* START DATA LINES *

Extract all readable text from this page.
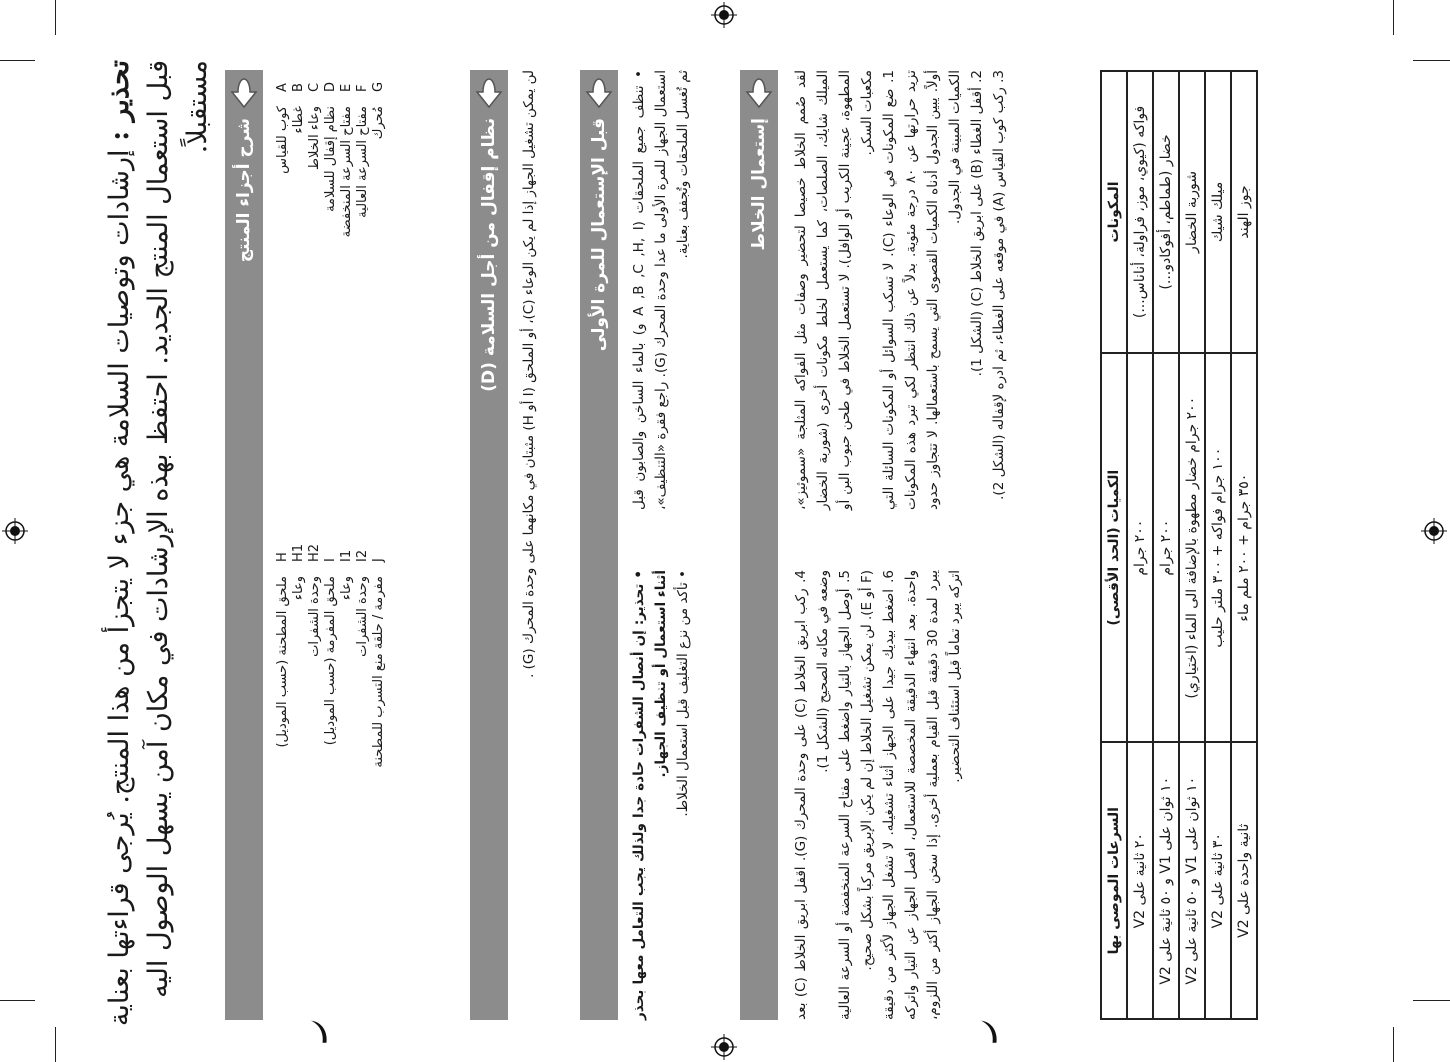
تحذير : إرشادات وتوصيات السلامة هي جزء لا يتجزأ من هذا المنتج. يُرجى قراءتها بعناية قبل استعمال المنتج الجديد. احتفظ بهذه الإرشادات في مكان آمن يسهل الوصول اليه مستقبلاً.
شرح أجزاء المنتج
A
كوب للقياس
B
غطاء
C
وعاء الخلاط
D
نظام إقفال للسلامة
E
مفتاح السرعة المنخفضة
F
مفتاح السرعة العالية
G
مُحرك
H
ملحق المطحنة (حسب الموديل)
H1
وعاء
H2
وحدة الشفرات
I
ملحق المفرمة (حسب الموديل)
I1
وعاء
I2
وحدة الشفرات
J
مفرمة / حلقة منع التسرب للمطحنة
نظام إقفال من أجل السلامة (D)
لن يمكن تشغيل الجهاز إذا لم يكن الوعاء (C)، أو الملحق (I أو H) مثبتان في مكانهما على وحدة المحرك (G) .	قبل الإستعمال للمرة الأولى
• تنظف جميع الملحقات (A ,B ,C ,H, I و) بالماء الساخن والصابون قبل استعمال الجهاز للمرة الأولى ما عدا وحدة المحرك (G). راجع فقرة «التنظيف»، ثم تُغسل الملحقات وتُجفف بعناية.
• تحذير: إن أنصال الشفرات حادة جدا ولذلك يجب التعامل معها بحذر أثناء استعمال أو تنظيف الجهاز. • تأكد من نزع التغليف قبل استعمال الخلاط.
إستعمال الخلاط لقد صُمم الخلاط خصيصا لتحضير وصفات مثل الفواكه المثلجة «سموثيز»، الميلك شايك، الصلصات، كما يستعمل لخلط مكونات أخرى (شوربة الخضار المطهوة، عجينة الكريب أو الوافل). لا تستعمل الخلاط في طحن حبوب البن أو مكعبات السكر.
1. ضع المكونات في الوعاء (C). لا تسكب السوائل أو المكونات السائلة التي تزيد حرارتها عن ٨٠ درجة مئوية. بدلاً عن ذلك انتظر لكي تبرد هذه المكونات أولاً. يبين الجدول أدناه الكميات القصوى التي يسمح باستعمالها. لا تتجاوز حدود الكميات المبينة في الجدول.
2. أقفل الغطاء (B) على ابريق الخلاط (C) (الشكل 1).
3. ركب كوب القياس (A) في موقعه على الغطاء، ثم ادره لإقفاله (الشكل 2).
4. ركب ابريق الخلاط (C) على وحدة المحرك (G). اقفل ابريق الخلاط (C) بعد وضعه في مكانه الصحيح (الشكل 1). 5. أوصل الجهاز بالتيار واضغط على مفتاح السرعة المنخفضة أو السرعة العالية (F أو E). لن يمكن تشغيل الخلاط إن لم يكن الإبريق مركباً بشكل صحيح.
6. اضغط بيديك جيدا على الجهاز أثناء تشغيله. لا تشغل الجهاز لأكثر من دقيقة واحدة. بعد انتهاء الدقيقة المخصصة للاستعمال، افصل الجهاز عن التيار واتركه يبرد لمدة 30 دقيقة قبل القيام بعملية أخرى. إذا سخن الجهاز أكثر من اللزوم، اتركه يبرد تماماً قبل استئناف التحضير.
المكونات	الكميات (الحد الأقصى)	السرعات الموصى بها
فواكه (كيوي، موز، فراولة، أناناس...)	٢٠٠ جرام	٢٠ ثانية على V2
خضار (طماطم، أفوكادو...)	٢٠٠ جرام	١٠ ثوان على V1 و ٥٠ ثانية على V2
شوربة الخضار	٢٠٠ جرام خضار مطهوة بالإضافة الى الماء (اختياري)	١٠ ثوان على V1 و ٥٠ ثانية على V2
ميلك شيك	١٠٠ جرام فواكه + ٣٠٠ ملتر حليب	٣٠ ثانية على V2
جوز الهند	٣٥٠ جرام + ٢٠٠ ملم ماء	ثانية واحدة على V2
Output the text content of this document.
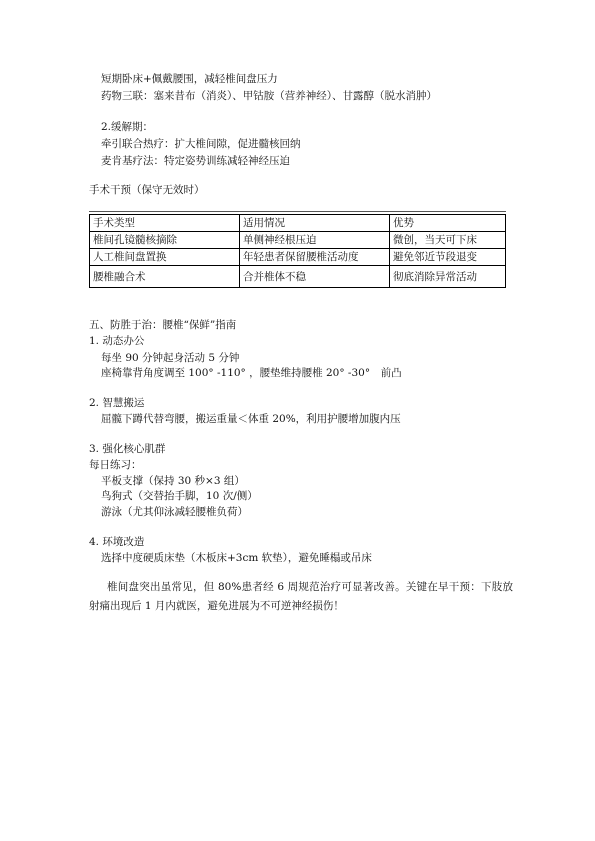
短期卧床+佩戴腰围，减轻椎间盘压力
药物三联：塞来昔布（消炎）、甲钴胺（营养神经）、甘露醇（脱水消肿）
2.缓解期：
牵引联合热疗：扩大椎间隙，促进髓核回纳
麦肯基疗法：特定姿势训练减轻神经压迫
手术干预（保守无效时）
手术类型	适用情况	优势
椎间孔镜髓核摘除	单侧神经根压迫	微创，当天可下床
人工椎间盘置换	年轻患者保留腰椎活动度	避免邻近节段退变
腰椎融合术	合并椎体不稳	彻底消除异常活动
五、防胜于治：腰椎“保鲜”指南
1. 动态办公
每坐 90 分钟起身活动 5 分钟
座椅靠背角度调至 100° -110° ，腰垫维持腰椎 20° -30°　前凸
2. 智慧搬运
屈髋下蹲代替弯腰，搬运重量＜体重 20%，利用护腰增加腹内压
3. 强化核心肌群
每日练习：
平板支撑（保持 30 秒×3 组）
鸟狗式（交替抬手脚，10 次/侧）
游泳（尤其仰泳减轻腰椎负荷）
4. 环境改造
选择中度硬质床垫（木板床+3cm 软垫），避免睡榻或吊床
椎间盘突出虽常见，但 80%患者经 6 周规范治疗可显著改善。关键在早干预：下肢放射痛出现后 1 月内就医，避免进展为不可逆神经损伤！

* END DATA LINES *

→ **WHAT NEEDS TO BE DONE**:
Go back to the records above and write them out exactly, without the pictures.

→ **ANSWER IN FULL**:
Extract all readable text from this page.
تحذير : إرشادات وتوصيات السلامة هي جزء لا يتجزأ من هذا المنتج. يُرجى قراءتها بعناية قبل استعمال المنتج الجديد. احتفظ بهذه الإرشادات في مكان آمن يسهل الوصول اليه مستقبلاً.
شرح أجزاء المنتج
A
كوب للقياس
B
غطاء
C
وعاء الخلاط
D
نظام إقفال للسلامة
E
مفتاح السرعة المنخفضة
F
مفتاح السرعة العالية
G
مُحرك
H
ملحق المطحنة (حسب الموديل)
H1
وعاء
H2
وحدة الشفرات
I
ملحق المفرمة (حسب الموديل)
I1
وعاء
I2
وحدة الشفرات
J
مفرمة / حلقة منع التسرب للمطحنة
نظام إقفال من أجل السلامة (D)
لن يمكن تشغيل الجهاز إذا لم يكن الوعاء (C)، أو الملحق (I أو H) مثبتان في مكانهما على وحدة المحرك (G) .	قبل الإستعمال للمرة الأولى
• تنظف جميع الملحقات (A ,B ,C ,H, I و) بالماء الساخن والصابون قبل استعمال الجهاز للمرة الأولى ما عدا وحدة المحرك (G). راجع فقرة «التنظيف»، ثم تُغسل الملحقات وتُجفف بعناية.
• تحذير: إن أنصال الشفرات حادة جدا ولذلك يجب التعامل معها بحذر أثناء استعمال أو تنظيف الجهاز. • تأكد من نزع التغليف قبل استعمال الخلاط.
إستعمال الخلاط لقد صُمم الخلاط خصيصا لتحضير وصفات مثل الفواكه المثلجة «سموثيز»، الميلك شايك، الصلصات، كما يستعمل لخلط مكونات أخرى (شوربة الخضار المطهوة، عجينة الكريب أو الوافل). لا تستعمل الخلاط في طحن حبوب البن أو مكعبات السكر.
1. ضع المكونات في الوعاء (C). لا تسكب السوائل أو المكونات السائلة التي تزيد حرارتها عن ٨٠ درجة مئوية. بدلاً عن ذلك انتظر لكي تبرد هذه المكونات أولاً. يبين الجدول أدناه الكميات القصوى التي يسمح باستعمالها. لا تتجاوز حدود الكميات المبينة في الجدول.
2. أقفل الغطاء (B) على ابريق الخلاط (C) (الشكل 1).
3. ركب كوب القياس (A) في موقعه على الغطاء، ثم ادره لإقفاله (الشكل 2).
4. ركب ابريق الخلاط (C) على وحدة المحرك (G). اقفل ابريق الخلاط (C) بعد وضعه في مكانه الصحيح (الشكل 1). 5. أوصل الجهاز بالتيار واضغط على مفتاح السرعة المنخفضة أو السرعة العالية (F أو E). لن يمكن تشغيل الخلاط إن لم يكن الإبريق مركباً بشكل صحيح.
6. اضغط بيديك جيدا على الجهاز أثناء تشغيله. لا تشغل الجهاز لأكثر من دقيقة واحدة. بعد انتهاء الدقيقة المخصصة للاستعمال، افصل الجهاز عن التيار واتركه يبرد لمدة 30 دقيقة قبل القيام بعملية أخرى. إذا سخن الجهاز أكثر من اللزوم، اتركه يبرد تماماً قبل استئناف التحضير.
المكونات	الكميات (الحد الأقصى)	السرعات الموصى بها
فواكه (كيوي، موز، فراولة، أناناس...)	٢٠٠ جرام	٢٠ ثانية على V2
خضار (طماطم، أفوكادو...)	٢٠٠ جرام	١٠ ثوان على V1 و ٥٠ ثانية على V2
شوربة الخضار	٢٠٠ جرام خضار مطهوة بالإضافة الى الماء (اختياري)	١٠ ثوان على V1 و ٥٠ ثانية على V2
ميلك شيك	١٠٠ جرام فواكه + ٣٠٠ ملتر حليب	٣٠ ثانية على V2
جوز الهند	٣٥٠ جرام + ٢٠٠ ملم ماء	ثانية واحدة على V2
Output the text content of this document.
短期卧床+佩戴腰围，减轻椎间盘压力
药物三联：塞来昔布（消炎）、甲钴胺（营养神经）、甘露醇（脱水消肿）
2.缓解期：
牵引联合热疗：扩大椎间隙，促进髓核回纳
麦肯基疗法：特定姿势训练减轻神经压迫
手术干预（保守无效时）
手术类型	适用情况	优势
椎间孔镜髓核摘除	单侧神经根压迫	微创，当天可下床
人工椎间盘置换	年轻患者保留腰椎活动度	避免邻近节段退变
腰椎融合术	合并椎体不稳	彻底消除异常活动
五、防胜于治：腰椎“保鲜”指南
1. 动态办公
每坐 90 分钟起身活动 5 分钟
座椅靠背角度调至 100° -110° ，腰垫维持腰椎 20° -30°　前凸
2. 智慧搬运
屈髋下蹲代替弯腰，搬运重量＜体重 20%，利用护腰增加腹内压
3. 强化核心肌群
每日练习：
平板支撑（保持 30 秒×3 组）
鸟狗式（交替抬手脚，10 次/侧）
游泳（尤其仰泳减轻腰椎负荷）
4. 环境改造
选择中度硬质床垫（木板床+3cm 软垫），避免睡榻或吊床
椎间盘突出虽常见，但 80%患者经 6 周规范治疗可显著改善。关键在早干预：下肢放射痛出现后 1 月内就医，避免进展为不可逆神经损伤！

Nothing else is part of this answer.